§ MATERIAL SUPPLIED:
<<<<

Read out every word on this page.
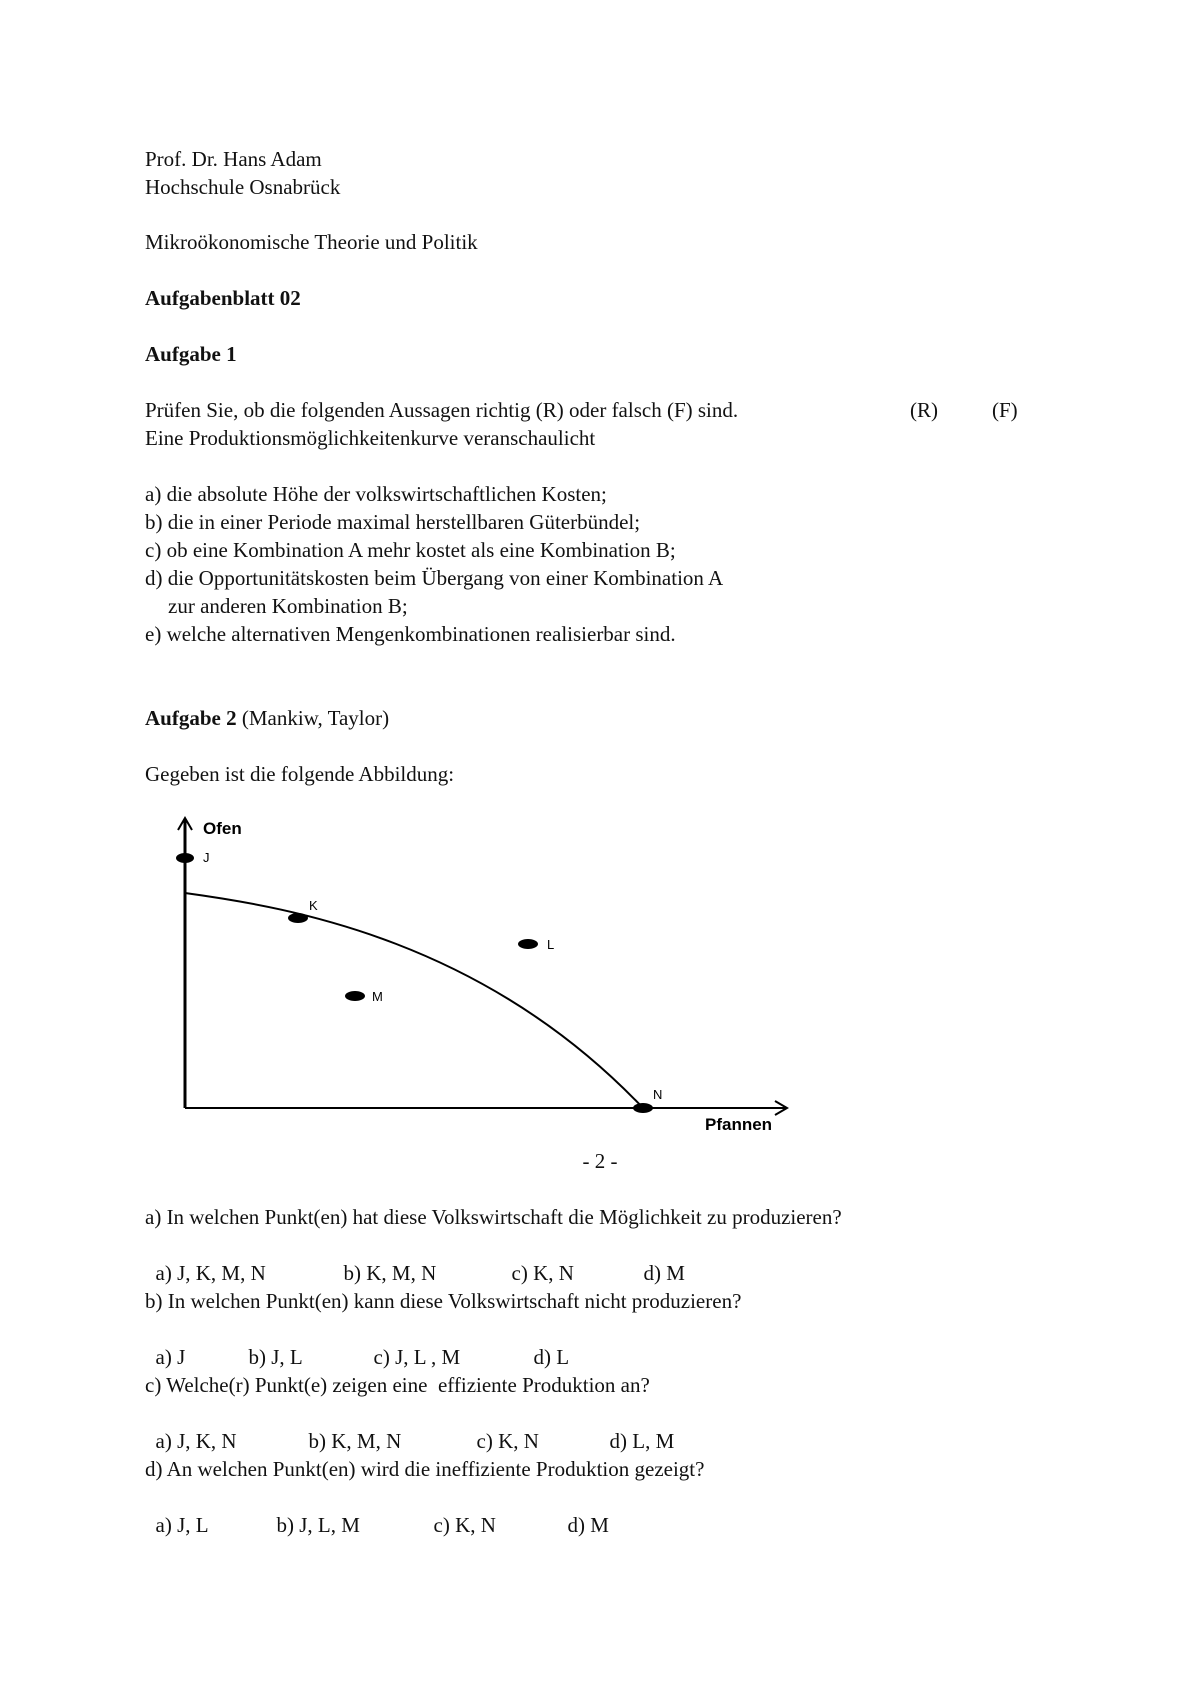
Prof. Dr. Hans Adam
Hochschule Osnabrück
Mikroökonomische Theorie und Politik
Aufgabenblatt 02
Aufgabe 1
Prüfen Sie, ob die folgenden Aussagen richtig (R) oder falsch (F) sind.	(R)	(F)
Eine Produktionsmöglichkeitenkurve veranschaulicht
a) die absolute Höhe der volkswirtschaftlichen Kosten;
b) die in einer Periode maximal herstellbaren Güterbündel;
c) ob eine Kombination A mehr kostet als eine Kombination B;
d) die Opportunitätskosten beim Übergang von einer Kombination A
zur anderen Kombination B;
e) welche alternativen Mengenkombinationen realisierbar sind.
Aufgabe 2 (Mankiw, Taylor)
Gegeben ist die folgende Abbildung:
Ofen
Pfannen
J
K
L
M
N
- 2 -
a) In welchen Punkt(en) hat diese Volkswirtschaft die Möglichkeit zu produzieren?

a) J, K, M, N	b) K, M, N	c) K, N	d) M

b) In welchen Punkt(en) kann diese Volkswirtschaft nicht produzieren?

a) J	b) J, L	c) J, L , M	d) L

c) Welche(r) Punkt(e) zeigen eine  effiziente Produktion an?

a) J, K, N	b) K, M, N	c) K, N	d) L, M

d) An welchen Punkt(en) wird die ineffiziente Produktion gezeigt?

a) J, L	b) J, L, M	c) K, N	d) M
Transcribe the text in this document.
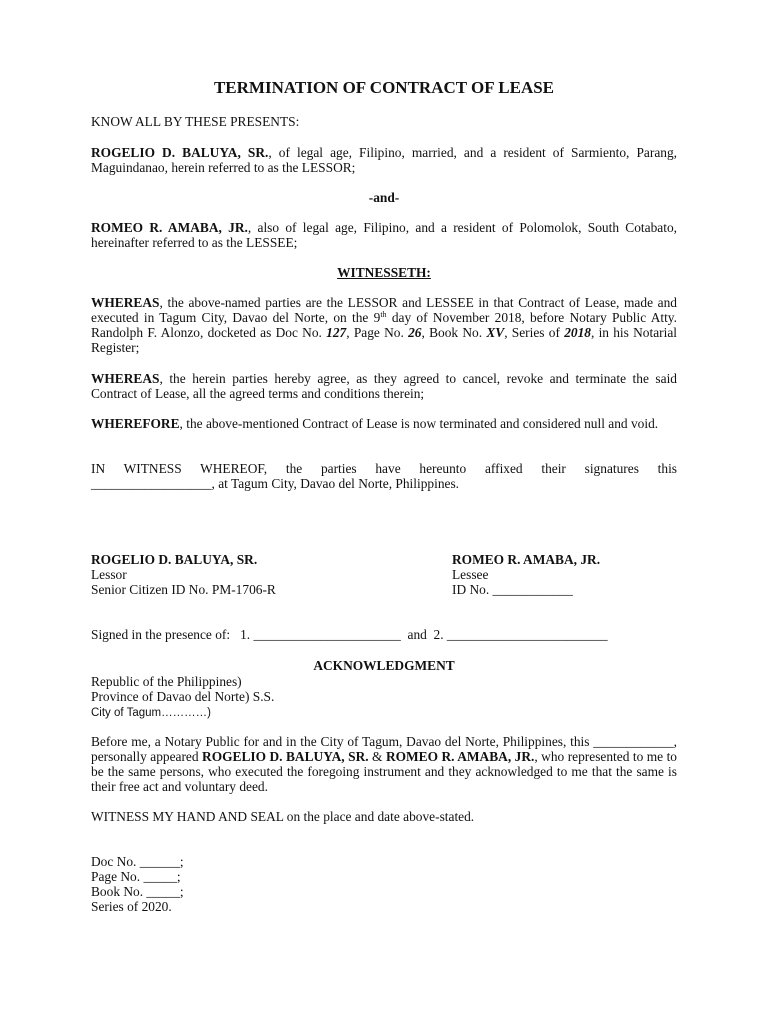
TERMINATION OF CONTRACT OF LEASE

KNOW ALL BY THESE PRESENTS:

ROGELIO D. BALUYA, SR., of legal age, Filipino, married, and a resident of Sarmiento, Parang, Maguindanao, herein referred to as the LESSOR;

-and-

ROMEO R. AMABA, JR., also of legal age, Filipino, and a resident of Polomolok, South Cotabato, hereinafter referred to as the LESSEE;

WITNESSETH:

WHEREAS, the above-named parties are the LESSOR and LESSEE in that Contract of Lease, made and executed in Tagum City, Davao del Norte, on the 9th day of November 2018, before Notary Public Atty. Randolph F. Alonzo, docketed as Doc No. 127, Page No. 26, Book No. XV, Series of 2018, in his Notarial Register;

WHEREAS, the herein parties hereby agree, as they agreed to cancel, revoke and terminate the said Contract of Lease, all the agreed terms and conditions therein;

WHEREFORE, the above-mentioned Contract of Lease is now terminated and considered null and void.

IN WITNESS WHEREOF, the parties have hereunto affixed their signatures this

__________________, at Tagum City, Davao del Norte, Philippines.

ROGELIO D. BALUYA, SR.
Lessor
Senior Citizen ID No. PM-1706-R
ROMEO R. AMABA, JR.
Lessee
ID No. ____________

Signed in the presence of:   1. ______________________  and  2. ________________________

ACKNOWLEDGMENT

Republic of the Philippines)
Province of Davao del Norte) S.S.
City of Tagum…………)

Before me, a Notary Public for and in the City of Tagum, Davao del Norte, Philippines, this ____________, personally appeared ROGELIO D. BALUYA, SR. & ROMEO R. AMABA, JR., who represented to me to be the same persons, who executed the foregoing instrument and they acknowledged to me that the same is their free act and voluntary deed.

WITNESS MY HAND AND SEAL on the place and date above-stated.

Doc No. ______;
Page No. _____;
Book No. _____;
Series of 2020.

>>>>

§ DIRECTION:
Copy every line that contains the string "Notary".

§ ANSWER TO THE PROBLEM:
WHEREAS, the above-named parties are the LESSOR and LESSEE in that Contract of Lease, made and executed in Tagum City, Davao del Norte, on the 9th day of November 2018, before Notary Public Atty. Randolph F. Alonzo, docketed as Doc No. 127, Page No. 26, Book No. XV, Series of 2018, in his Notarial Register;
Before me, a Notary Public for and in the City of Tagum, Davao del Norte, Philippines, this ____________, personally appeared ROGELIO D. BALUYA, SR. & ROMEO R. AMABA, JR., who represented to me to be the same persons, who executed the foregoing instrument and they acknowledged to me that the same is their free act and voluntary deed.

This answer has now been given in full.